Dataset excerpts

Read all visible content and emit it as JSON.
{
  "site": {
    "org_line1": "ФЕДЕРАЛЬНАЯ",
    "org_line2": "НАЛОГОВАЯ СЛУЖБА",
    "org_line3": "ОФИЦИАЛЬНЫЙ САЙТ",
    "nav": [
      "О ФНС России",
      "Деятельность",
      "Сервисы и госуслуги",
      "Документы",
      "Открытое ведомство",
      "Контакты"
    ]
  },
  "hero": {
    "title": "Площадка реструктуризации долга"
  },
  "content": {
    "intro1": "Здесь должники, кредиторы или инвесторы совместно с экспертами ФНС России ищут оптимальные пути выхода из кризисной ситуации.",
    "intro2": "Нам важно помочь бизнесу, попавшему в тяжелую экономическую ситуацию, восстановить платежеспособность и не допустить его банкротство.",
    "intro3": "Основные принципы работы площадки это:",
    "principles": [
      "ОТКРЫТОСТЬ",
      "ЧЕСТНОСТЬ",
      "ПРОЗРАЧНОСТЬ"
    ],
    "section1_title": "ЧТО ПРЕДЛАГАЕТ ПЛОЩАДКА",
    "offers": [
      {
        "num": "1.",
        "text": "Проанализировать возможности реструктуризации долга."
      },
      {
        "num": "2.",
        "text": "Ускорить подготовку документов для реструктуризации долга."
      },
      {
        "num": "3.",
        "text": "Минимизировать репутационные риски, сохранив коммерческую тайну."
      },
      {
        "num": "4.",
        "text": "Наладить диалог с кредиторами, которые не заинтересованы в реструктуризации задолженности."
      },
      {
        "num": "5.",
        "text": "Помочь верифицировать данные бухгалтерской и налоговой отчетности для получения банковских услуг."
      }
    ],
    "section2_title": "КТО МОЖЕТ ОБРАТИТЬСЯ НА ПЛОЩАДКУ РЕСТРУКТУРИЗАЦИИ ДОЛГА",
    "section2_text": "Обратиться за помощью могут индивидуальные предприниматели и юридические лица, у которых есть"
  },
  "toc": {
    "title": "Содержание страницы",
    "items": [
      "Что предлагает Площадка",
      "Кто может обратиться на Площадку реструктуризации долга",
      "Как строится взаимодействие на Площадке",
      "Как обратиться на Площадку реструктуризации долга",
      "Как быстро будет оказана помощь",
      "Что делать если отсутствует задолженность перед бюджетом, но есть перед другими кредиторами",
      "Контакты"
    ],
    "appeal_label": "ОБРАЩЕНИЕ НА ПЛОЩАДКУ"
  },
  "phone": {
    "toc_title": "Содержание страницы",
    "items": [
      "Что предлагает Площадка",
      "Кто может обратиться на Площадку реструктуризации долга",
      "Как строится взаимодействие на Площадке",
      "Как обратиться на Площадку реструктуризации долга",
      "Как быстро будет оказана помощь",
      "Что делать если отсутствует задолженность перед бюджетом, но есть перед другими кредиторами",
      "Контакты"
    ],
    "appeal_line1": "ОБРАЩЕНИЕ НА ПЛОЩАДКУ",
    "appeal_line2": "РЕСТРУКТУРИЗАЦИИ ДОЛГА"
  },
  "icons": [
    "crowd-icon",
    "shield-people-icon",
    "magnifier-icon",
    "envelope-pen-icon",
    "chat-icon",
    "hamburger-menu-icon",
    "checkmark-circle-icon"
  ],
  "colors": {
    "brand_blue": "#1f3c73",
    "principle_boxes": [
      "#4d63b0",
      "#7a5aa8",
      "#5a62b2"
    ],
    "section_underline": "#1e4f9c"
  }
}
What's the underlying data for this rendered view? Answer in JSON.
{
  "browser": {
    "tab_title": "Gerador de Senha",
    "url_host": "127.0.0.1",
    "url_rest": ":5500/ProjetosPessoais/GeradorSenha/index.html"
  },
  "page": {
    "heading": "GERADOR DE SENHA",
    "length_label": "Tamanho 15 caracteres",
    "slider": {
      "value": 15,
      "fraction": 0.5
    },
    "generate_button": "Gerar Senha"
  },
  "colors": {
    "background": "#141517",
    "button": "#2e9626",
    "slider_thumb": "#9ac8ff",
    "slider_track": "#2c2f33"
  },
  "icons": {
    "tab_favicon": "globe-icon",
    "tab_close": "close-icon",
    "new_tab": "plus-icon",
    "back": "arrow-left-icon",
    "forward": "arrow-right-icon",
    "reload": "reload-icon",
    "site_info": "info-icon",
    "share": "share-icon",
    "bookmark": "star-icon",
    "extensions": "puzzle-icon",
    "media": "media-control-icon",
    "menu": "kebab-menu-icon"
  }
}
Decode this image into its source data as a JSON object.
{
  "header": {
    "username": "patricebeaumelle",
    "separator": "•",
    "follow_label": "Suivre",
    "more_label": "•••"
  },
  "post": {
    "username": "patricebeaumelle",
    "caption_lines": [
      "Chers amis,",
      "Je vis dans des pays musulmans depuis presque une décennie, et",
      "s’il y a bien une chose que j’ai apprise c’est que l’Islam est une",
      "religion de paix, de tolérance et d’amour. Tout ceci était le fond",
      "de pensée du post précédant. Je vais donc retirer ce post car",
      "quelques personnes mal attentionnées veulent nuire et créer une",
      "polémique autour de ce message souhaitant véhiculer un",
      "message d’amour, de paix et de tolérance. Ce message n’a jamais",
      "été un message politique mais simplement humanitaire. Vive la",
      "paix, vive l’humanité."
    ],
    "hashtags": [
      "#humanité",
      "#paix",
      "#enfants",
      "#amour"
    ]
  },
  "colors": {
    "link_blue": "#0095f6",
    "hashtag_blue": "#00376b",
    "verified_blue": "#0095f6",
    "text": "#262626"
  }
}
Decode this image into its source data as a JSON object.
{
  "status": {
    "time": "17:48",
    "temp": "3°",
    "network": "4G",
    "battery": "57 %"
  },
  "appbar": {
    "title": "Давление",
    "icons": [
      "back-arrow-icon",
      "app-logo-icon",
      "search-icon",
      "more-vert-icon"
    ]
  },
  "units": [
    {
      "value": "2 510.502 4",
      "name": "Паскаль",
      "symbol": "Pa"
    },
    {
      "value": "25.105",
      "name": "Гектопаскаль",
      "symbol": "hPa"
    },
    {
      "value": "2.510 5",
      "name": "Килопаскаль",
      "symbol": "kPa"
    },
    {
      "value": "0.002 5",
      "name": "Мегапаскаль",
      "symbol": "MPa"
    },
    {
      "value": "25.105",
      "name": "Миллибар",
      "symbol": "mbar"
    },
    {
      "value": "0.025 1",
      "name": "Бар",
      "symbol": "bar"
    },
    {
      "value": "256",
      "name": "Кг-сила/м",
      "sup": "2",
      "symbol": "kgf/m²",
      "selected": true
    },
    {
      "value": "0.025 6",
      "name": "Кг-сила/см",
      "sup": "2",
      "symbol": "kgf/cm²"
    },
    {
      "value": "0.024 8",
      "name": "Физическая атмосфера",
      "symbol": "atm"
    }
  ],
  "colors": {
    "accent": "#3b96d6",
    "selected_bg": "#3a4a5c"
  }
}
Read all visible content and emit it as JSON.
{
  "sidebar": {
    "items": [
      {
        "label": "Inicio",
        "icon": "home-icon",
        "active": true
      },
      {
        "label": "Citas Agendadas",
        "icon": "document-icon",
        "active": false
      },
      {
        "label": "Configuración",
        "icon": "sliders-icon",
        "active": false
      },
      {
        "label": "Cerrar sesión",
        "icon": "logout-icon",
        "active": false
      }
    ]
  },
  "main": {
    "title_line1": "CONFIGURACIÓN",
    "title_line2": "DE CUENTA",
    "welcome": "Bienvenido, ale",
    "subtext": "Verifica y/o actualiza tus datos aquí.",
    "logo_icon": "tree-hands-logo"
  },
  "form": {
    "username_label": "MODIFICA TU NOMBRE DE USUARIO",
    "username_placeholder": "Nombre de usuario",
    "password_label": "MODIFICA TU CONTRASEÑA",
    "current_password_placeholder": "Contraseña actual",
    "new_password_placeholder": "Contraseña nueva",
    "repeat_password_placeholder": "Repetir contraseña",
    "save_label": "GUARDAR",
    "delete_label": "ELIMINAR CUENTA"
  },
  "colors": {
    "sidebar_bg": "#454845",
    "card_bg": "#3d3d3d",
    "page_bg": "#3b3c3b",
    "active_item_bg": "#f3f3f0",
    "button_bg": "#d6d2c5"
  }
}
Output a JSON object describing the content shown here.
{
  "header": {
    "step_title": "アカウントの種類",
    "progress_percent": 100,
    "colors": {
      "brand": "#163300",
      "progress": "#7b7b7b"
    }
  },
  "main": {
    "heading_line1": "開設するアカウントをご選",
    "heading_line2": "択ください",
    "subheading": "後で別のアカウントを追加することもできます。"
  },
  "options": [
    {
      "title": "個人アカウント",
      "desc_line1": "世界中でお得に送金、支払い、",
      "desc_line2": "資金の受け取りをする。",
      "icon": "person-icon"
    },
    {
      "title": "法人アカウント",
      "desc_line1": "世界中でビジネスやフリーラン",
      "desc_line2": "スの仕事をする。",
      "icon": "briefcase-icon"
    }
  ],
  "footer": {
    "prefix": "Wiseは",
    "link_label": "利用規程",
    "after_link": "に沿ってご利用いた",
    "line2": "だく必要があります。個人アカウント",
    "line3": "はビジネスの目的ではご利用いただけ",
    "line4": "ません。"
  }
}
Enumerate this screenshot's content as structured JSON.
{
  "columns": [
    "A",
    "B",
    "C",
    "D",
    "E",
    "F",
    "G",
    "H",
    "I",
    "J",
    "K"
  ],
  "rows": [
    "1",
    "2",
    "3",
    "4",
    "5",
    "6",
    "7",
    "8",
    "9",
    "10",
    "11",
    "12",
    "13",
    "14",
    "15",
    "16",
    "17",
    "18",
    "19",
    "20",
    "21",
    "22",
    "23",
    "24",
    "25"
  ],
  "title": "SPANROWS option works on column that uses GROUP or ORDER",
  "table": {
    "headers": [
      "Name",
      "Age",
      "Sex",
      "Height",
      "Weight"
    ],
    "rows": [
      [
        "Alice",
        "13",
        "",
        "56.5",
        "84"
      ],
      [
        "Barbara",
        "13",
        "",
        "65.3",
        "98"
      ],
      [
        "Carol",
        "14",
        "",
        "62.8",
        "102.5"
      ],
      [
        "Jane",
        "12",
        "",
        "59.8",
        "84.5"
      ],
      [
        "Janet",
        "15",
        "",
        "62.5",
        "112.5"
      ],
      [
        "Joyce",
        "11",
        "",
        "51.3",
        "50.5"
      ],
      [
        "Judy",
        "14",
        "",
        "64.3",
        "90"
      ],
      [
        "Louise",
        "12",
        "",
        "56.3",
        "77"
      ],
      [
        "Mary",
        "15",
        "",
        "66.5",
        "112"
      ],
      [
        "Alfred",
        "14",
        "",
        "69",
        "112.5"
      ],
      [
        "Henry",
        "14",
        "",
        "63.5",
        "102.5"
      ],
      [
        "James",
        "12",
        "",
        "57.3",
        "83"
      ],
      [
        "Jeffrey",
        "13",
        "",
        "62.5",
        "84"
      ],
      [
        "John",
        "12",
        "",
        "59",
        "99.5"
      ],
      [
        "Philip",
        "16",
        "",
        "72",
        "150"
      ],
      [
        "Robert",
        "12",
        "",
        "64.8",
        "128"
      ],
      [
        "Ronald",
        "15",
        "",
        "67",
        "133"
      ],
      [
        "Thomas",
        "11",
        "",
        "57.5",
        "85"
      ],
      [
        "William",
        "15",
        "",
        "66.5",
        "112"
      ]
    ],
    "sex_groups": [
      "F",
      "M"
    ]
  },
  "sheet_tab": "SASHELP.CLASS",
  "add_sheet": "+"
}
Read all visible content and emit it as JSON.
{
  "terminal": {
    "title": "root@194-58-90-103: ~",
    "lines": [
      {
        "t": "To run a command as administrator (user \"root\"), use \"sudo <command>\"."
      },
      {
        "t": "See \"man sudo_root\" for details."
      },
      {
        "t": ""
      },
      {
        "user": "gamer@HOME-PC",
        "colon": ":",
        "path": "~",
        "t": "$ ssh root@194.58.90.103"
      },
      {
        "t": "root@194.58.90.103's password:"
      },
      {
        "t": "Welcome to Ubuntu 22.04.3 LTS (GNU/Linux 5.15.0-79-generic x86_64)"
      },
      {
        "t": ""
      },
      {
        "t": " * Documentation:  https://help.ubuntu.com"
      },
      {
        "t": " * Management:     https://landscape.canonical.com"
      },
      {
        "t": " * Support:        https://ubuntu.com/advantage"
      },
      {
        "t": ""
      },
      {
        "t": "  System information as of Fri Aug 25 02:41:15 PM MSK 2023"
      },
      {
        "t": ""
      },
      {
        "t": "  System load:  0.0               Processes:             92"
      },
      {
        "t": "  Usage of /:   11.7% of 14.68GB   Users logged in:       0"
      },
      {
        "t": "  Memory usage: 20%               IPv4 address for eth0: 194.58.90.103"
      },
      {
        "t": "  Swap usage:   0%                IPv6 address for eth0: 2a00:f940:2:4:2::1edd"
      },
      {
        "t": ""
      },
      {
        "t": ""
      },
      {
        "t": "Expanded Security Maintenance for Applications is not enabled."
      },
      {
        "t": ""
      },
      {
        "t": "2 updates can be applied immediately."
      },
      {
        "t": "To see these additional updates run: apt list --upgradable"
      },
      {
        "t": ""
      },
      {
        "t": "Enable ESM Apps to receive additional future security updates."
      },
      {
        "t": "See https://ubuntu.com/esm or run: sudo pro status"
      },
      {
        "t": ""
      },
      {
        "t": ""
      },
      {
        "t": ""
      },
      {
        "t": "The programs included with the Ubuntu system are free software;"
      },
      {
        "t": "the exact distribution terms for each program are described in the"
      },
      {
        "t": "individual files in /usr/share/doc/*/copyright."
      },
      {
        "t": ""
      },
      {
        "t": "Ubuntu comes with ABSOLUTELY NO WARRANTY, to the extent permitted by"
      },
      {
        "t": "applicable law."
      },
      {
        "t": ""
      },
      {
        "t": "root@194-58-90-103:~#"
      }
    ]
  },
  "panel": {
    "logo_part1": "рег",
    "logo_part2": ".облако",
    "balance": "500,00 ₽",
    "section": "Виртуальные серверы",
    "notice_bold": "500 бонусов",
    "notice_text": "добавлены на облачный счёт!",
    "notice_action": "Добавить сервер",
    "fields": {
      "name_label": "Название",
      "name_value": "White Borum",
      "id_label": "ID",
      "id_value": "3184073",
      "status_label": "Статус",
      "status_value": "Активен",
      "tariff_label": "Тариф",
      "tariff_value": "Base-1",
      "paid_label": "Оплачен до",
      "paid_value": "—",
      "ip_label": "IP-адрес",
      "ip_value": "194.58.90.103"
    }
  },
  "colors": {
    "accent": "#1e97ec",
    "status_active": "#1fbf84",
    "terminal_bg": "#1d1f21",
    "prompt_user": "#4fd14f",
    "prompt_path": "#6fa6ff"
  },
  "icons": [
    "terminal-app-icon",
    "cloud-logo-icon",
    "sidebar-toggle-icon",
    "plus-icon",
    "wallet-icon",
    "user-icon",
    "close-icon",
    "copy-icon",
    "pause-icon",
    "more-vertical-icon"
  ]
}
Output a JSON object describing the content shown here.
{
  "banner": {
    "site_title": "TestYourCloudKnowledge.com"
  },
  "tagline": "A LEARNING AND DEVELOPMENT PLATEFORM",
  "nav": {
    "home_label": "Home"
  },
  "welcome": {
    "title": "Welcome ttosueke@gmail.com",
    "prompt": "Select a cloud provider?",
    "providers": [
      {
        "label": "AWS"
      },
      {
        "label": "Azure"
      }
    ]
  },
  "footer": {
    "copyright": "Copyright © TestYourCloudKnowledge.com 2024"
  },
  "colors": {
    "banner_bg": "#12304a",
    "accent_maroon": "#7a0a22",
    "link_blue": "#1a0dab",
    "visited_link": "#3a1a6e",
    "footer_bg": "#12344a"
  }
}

→ DIRECTIVE
Filter the records above and return every line that holds the word "https".

→ TASK ANSWER
        "t": " * Documentation:  https://help.ubuntu.com"
        "t": " * Management:     https://landscape.canonical.com"
        "t": " * Support:        https://ubuntu.com/advantage"
        "t": "See https://ubuntu.com/esm or run: sudo pro status"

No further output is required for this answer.